- REQUIREMENTS -
1. In the question about matching array strings in a text file, which file path does the script read to build the array?
2. Pick up the question about matching array strings in a text file after its last line and continue it.

- SOURCE PASSAGE -
______

Mr Keystrokes
Mr Keystrokes

Reputation: 81

How do you check for the presence of a string in a text file based on the elements of an array?

I have an array containing strings. I have a text file. I want to loop through the text file line by line. And check whether each element of my array is present or not. (they must be whole words and not substrings) I am stuck because my script only checks for the presence of the first array element. However, I would like it to return results with each array element and a note as to whether this array element is present in the entire file or not.

#!/usr/bin/python



with open("/home/all_genera.txt") as file:

    generaA=[]

    for line in file:
        line=line.strip('\n')
        generaA.append(line)


with open("/home/config/config2.cnf") as config_file:
    counter = 0
    for line in config_file:
        line=line.strip('\n')

        for part in line .split():
            if generaA[counter]in part:
                print (generaA[counter], "is -----> PRESENT")
            else:
                continue
    counter += 1

Upvotes: 0

Views: 121

Answers (3)

______

- SUPPLIED MATERIAL -

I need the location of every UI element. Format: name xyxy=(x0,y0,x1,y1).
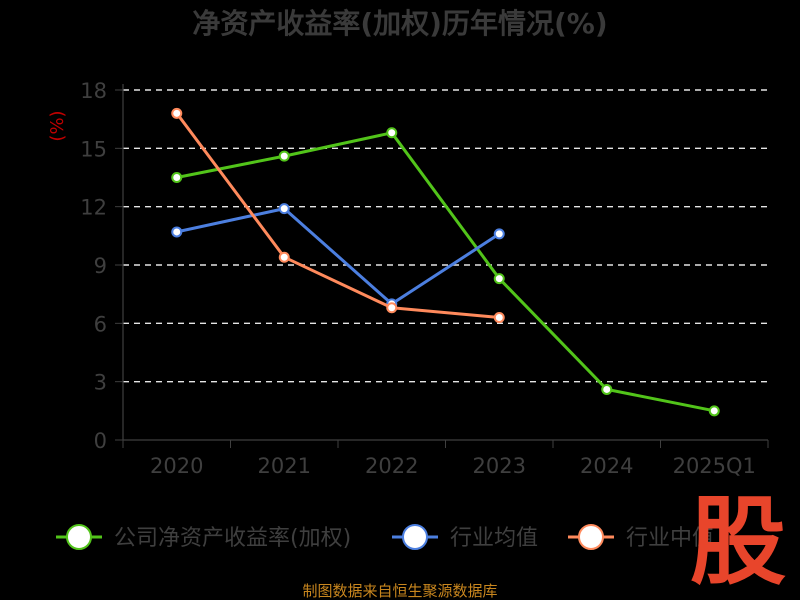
axes: 0 3 6 9 12 15 18 2020 2021 2022 2023 2024 2025Q1 xyxy=(80,79,769,478)
source-note: 制图数据来自恒生聚源数据库 xyxy=(302,582,497,600)
watermark-logo: 股 xyxy=(690,486,786,598)
series-line-2 xyxy=(175,111,501,319)
legend-label-1: 行业均值 xyxy=(450,526,538,551)
legend-label-2: 行业中值 xyxy=(626,526,714,551)
data-point-2-0 xyxy=(171,107,183,119)
series-0 xyxy=(171,127,720,417)
y-tick-label-15: 15 xyxy=(80,137,107,161)
series-line-0 xyxy=(175,131,716,413)
legend-label-0: 公司净资产收益率(加权) xyxy=(114,526,351,551)
data-point-0-5 xyxy=(708,405,720,417)
chart-title: 净资产收益率(加权)历年情况(%) xyxy=(192,7,607,40)
x-tick-label-2024: 2024 xyxy=(580,454,633,478)
legend: 公司净资产收益率(加权) 行业均值 行业中值 xyxy=(56,524,714,551)
data-point-1-0 xyxy=(171,226,183,238)
data-point-2-2 xyxy=(386,302,398,314)
y-axis-unit: (%) xyxy=(47,110,68,141)
series-1 xyxy=(171,203,505,310)
data-point-0-4 xyxy=(601,383,613,395)
data-point-2-1 xyxy=(278,251,290,263)
x-tick-label-2022: 2022 xyxy=(365,454,418,478)
legend-marker-1 xyxy=(402,524,428,550)
legend-item-2: 行业中值 xyxy=(568,524,714,551)
data-point-0-2 xyxy=(386,127,398,139)
x-tick-label-2025Q1: 2025Q1 xyxy=(673,454,756,478)
series-line-1 xyxy=(175,207,501,306)
legend-item-0: 公司净资产收益率(加权) xyxy=(56,524,351,551)
y-tick-label-3: 3 xyxy=(94,371,107,395)
data-point-0-0 xyxy=(171,172,183,183)
y-tick-label-18: 18 xyxy=(80,79,107,103)
y-tick-label-0: 0 xyxy=(94,429,107,453)
data-point-2-3 xyxy=(493,312,505,323)
x-tick-label-2021: 2021 xyxy=(258,454,311,478)
data-point-1-3 xyxy=(493,228,505,240)
x-tick-label-2023: 2023 xyxy=(473,454,526,478)
data-point-1-1 xyxy=(278,203,290,215)
series-2 xyxy=(171,107,505,323)
grid-lines xyxy=(123,89,768,383)
x-tick-label-2020: 2020 xyxy=(150,454,203,478)
legend-marker-2 xyxy=(578,524,604,550)
data-point-0-1 xyxy=(278,150,290,162)
y-tick-label-9: 9 xyxy=(94,254,107,278)
y-tick-label-12: 12 xyxy=(80,196,107,220)
legend-marker-0 xyxy=(66,524,92,550)
legend-item-1: 行业均值 xyxy=(392,524,538,551)
data-point-0-3 xyxy=(493,273,505,285)
series-group xyxy=(171,107,720,417)
y-tick-label-6: 6 xyxy=(94,312,107,336)
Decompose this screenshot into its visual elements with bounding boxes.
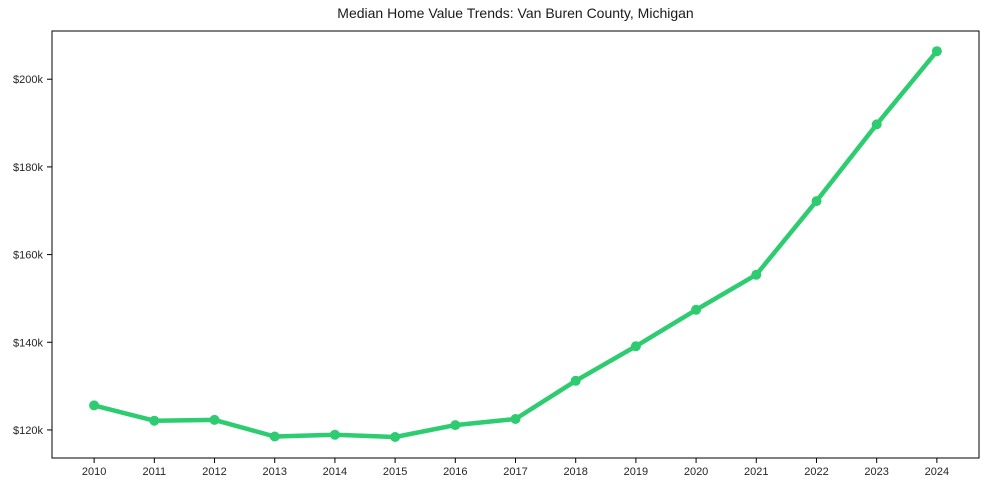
y-tick-label: $160k — [13, 250, 43, 262]
data-point-marker — [390, 432, 401, 442]
x-tick-label: 2015 — [383, 466, 407, 478]
x-tick-label: 2024 — [925, 466, 949, 478]
x-tick-label: 2010 — [82, 466, 106, 478]
x-tick-label: 2013 — [262, 466, 286, 478]
data-point-marker — [209, 414, 220, 425]
data-point-marker — [450, 420, 461, 431]
x-tick-label: 2018 — [563, 466, 587, 478]
data-point-marker — [630, 341, 641, 352]
data-point-marker — [871, 119, 882, 130]
x-tick-label: 2019 — [624, 466, 648, 478]
trend-line — [91, 48, 940, 440]
y-tick-label: $200k — [13, 74, 43, 86]
data-point-marker — [570, 375, 581, 386]
plot-frame — [51, 30, 980, 459]
chart-title: Median Home Value Trends: Van Buren Coun… — [337, 5, 694, 21]
y-tick-label: $140k — [13, 337, 43, 349]
data-point-marker — [691, 304, 702, 315]
x-tick-label: 2022 — [804, 466, 828, 478]
y-tick-label: $180k — [13, 162, 43, 174]
x-tick-label: 2020 — [684, 466, 708, 478]
data-point-marker — [510, 414, 521, 424]
data-point-marker — [269, 431, 280, 442]
x-tick-label: 2023 — [864, 466, 888, 478]
x-tick-label: 2012 — [202, 466, 226, 478]
data-point-marker — [89, 400, 100, 411]
data-point-marker — [811, 196, 822, 207]
x-tick-label: 2017 — [503, 466, 527, 478]
data-point-marker — [329, 429, 340, 440]
x-tick-label: 2011 — [143, 466, 167, 478]
y-tick-label: $120k — [13, 425, 43, 437]
data-point-marker — [149, 415, 160, 426]
x-tick-label: 2014 — [323, 466, 347, 478]
data-point-marker — [931, 46, 942, 57]
x-tick-label: 2021 — [744, 466, 768, 478]
x-tick-label: 2016 — [443, 466, 467, 478]
data-point-marker — [751, 269, 762, 280]
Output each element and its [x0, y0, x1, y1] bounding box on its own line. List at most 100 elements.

______

- RESULTS FOR THE EXERCISE -
1. /home/all_genera.txt

2.
bruno desthuilliers
bruno desthuilliers

Reputation: 77912

If I understand correctly, you want a sequence of words that are in both files. If yes, set is your friend:

def parse(f):
    return set(word for line in f for word in line.strip().split())

with open("path/to/genera/file") as f:
    source = parse(f)
with open("path/to/conf/file" as f:
    conf = parse(f)

# elements that are common to both sets
common = conf & source
print(common)

# elements that are in `source` but not in `conf`
print(source - conf)

# elements that are in `conf` but not in `source`
print(conf - source)

So to answer "I would like it to return results with each array element and a note as to whether this array element is present in the entire file or not", you can use either common elements or the source - conf difference to annotate your source list:

# using common elements
common = conf & source
result = [(word, word in common) for word in source]
print(result)

# using difference
diff = source - conf
result = [(word, word not in diff) for word in source]

Both will yeld the same result and since set lookup is O(1) perfs should be similar too, so I suggest the first solution (positive assertions are easier to the brain than negative ones).

You can of course apply further cleaning / normalisation when building the sets, ie if you want case insensitive search:

def parse(f):
    return set(word.lower() for line in f for word in line.strip().split())

Upvotes: 1

Gsk
Gsk

Reputation: 2945

the counter is not increasing because it's outside the for loops.

with open("/home/all_genera.txt") as myfile: # don't use 'file' as variable, is a reserved word! use myfile instead

    generaA=[]

    for line in myfile: # use .readlines() if you want a list of lines!
        generaA.append(line)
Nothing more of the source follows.